• **The problem**
Below are the records; locate each line with the word "coordinate" and copy it.

• **Records about charts and figures**
<<<<

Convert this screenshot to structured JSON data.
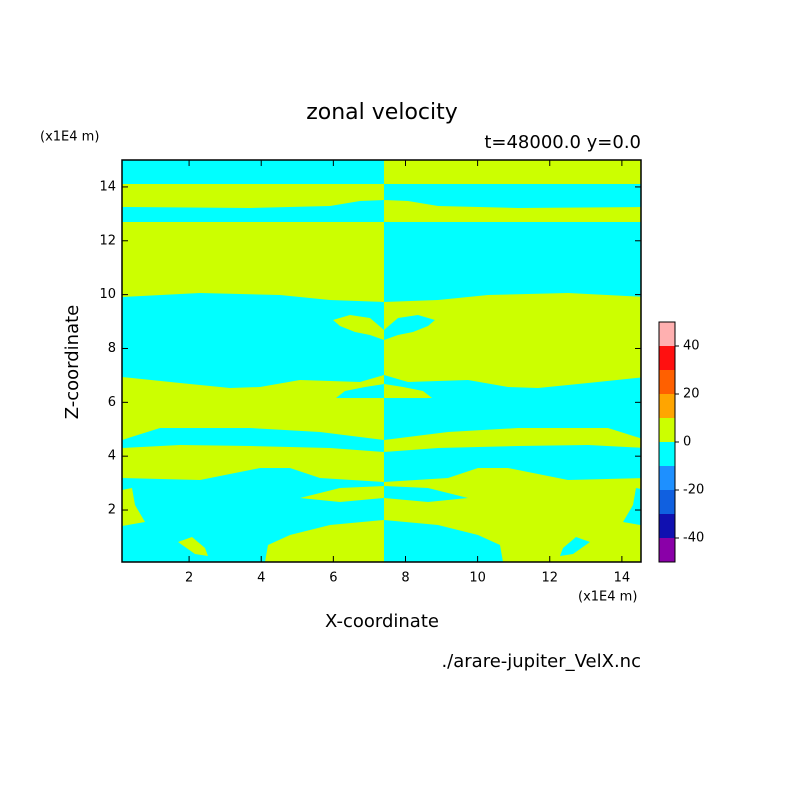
{
  "chart_data": {
    "type": "contour",
    "title": "zonal velocity",
    "subtitle": "t=48000.0 y=0.0",
    "x_label": "X-coordinate",
    "y_label": "Z-coordinate",
    "x_unit": "(x1E4 m)",
    "y_unit": "(x1E4 m)",
    "source": "./arare-jupiter_VelX.nc",
    "xlim": [
      0.14,
      14.53
    ],
    "ylim": [
      0.07,
      15.0
    ],
    "xticks": [
      2,
      4,
      6,
      8,
      10,
      12,
      14
    ],
    "yticks": [
      2,
      4,
      6,
      8,
      10,
      12,
      14
    ],
    "levels": [
      -50,
      -40,
      -30,
      -20,
      -10,
      0,
      10,
      20,
      30,
      40,
      50
    ],
    "colors": [
      "#8a00a8",
      "#1010b0",
      "#1060e0",
      "#1e90ff",
      "#00ffff",
      "#ccff00",
      "#ffa500",
      "#ff6000",
      "#ff1010",
      "#ffb0b0"
    ],
    "colorbar_ticks": [
      -40,
      -20,
      0,
      20,
      40
    ]
  }
}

>>>>

• **Expected answer**
    "x_label": "X-coordinate",
    "y_label": "Z-coordinate",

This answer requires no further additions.